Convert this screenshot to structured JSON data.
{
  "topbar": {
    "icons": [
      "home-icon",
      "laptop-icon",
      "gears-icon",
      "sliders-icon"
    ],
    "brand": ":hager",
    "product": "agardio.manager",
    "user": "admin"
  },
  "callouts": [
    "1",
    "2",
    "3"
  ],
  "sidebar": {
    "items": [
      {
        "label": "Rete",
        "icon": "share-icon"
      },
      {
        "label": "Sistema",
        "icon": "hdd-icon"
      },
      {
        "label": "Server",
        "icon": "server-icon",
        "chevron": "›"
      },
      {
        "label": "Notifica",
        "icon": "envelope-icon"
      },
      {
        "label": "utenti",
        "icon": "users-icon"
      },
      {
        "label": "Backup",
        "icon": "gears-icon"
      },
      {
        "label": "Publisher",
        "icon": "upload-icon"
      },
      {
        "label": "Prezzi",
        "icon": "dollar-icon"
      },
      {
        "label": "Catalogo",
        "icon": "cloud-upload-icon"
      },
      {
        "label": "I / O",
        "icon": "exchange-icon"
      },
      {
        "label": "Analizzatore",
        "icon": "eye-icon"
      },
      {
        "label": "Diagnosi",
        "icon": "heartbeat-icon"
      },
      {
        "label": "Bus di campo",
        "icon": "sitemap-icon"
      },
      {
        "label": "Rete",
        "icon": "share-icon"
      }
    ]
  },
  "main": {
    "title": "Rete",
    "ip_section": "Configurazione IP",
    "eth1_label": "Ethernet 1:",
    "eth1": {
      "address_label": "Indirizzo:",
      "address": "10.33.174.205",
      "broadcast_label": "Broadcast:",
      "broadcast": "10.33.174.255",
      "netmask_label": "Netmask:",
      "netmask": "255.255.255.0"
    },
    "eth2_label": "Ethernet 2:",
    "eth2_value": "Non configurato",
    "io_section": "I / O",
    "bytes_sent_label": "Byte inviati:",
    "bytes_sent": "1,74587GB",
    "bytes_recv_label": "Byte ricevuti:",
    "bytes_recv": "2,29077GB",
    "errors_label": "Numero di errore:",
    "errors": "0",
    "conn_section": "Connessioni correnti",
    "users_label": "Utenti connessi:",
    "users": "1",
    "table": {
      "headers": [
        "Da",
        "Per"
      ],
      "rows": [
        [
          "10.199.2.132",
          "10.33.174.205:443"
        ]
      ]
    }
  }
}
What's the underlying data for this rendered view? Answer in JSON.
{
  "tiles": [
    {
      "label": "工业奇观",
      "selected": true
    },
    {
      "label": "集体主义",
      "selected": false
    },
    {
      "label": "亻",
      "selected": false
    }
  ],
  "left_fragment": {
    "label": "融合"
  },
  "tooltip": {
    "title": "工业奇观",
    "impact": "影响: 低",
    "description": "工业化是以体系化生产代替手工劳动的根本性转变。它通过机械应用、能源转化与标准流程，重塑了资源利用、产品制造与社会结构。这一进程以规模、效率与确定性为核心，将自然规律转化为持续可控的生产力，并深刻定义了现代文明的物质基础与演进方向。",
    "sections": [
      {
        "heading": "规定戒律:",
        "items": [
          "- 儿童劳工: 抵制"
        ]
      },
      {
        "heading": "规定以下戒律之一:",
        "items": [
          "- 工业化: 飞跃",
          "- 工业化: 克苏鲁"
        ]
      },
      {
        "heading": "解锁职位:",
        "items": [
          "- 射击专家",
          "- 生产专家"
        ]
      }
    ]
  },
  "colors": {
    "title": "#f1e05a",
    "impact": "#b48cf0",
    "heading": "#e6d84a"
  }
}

Task directions: Restate the data above word for word, please.

Task result:
Convert this screenshot to structured JSON data.
{
  "topbar": {
    "icons": [
      "home-icon",
      "laptop-icon",
      "gears-icon",
      "sliders-icon"
    ],
    "brand": ":hager",
    "product": "agardio.manager",
    "user": "admin"
  },
  "callouts": [
    "1",
    "2",
    "3"
  ],
  "sidebar": {
    "items": [
      {
        "label": "Rete",
        "icon": "share-icon"
      },
      {
        "label": "Sistema",
        "icon": "hdd-icon"
      },
      {
        "label": "Server",
        "icon": "server-icon",
        "chevron": "›"
      },
      {
        "label": "Notifica",
        "icon": "envelope-icon"
      },
      {
        "label": "utenti",
        "icon": "users-icon"
      },
      {
        "label": "Backup",
        "icon": "gears-icon"
      },
      {
        "label": "Publisher",
        "icon": "upload-icon"
      },
      {
        "label": "Prezzi",
        "icon": "dollar-icon"
      },
      {
        "label": "Catalogo",
        "icon": "cloud-upload-icon"
      },
      {
        "label": "I / O",
        "icon": "exchange-icon"
      },
      {
        "label": "Analizzatore",
        "icon": "eye-icon"
      },
      {
        "label": "Diagnosi",
        "icon": "heartbeat-icon"
      },
      {
        "label": "Bus di campo",
        "icon": "sitemap-icon"
      },
      {
        "label": "Rete",
        "icon": "share-icon"
      }
    ]
  },
  "main": {
    "title": "Rete",
    "ip_section": "Configurazione IP",
    "eth1_label": "Ethernet 1:",
    "eth1": {
      "address_label": "Indirizzo:",
      "address": "10.33.174.205",
      "broadcast_label": "Broadcast:",
      "broadcast": "10.33.174.255",
      "netmask_label": "Netmask:",
      "netmask": "255.255.255.0"
    },
    "eth2_label": "Ethernet 2:",
    "eth2_value": "Non configurato",
    "io_section": "I / O",
    "bytes_sent_label": "Byte inviati:",
    "bytes_sent": "1,74587GB",
    "bytes_recv_label": "Byte ricevuti:",
    "bytes_recv": "2,29077GB",
    "errors_label": "Numero di errore:",
    "errors": "0",
    "conn_section": "Connessioni correnti",
    "users_label": "Utenti connessi:",
    "users": "1",
    "table": {
      "headers": [
        "Da",
        "Per"
      ],
      "rows": [
        [
          "10.199.2.132",
          "10.33.174.205:443"
        ]
      ]
    }
  }
}
What's the underlying data for this rendered view? Answer in JSON.
{
  "tiles": [
    {
      "label": "工业奇观",
      "selected": true
    },
    {
      "label": "集体主义",
      "selected": false
    },
    {
      "label": "亻",
      "selected": false
    }
  ],
  "left_fragment": {
    "label": "融合"
  },
  "tooltip": {
    "title": "工业奇观",
    "impact": "影响: 低",
    "description": "工业化是以体系化生产代替手工劳动的根本性转变。它通过机械应用、能源转化与标准流程，重塑了资源利用、产品制造与社会结构。这一进程以规模、效率与确定性为核心，将自然规律转化为持续可控的生产力，并深刻定义了现代文明的物质基础与演进方向。",
    "sections": [
      {
        "heading": "规定戒律:",
        "items": [
          "- 儿童劳工: 抵制"
        ]
      },
      {
        "heading": "规定以下戒律之一:",
        "items": [
          "- 工业化: 飞跃",
          "- 工业化: 克苏鲁"
        ]
      },
      {
        "heading": "解锁职位:",
        "items": [
          "- 射击专家",
          "- 生产专家"
        ]
      }
    ]
  },
  "colors": {
    "title": "#f1e05a",
    "impact": "#b48cf0",
    "heading": "#e6d84a"
  }
}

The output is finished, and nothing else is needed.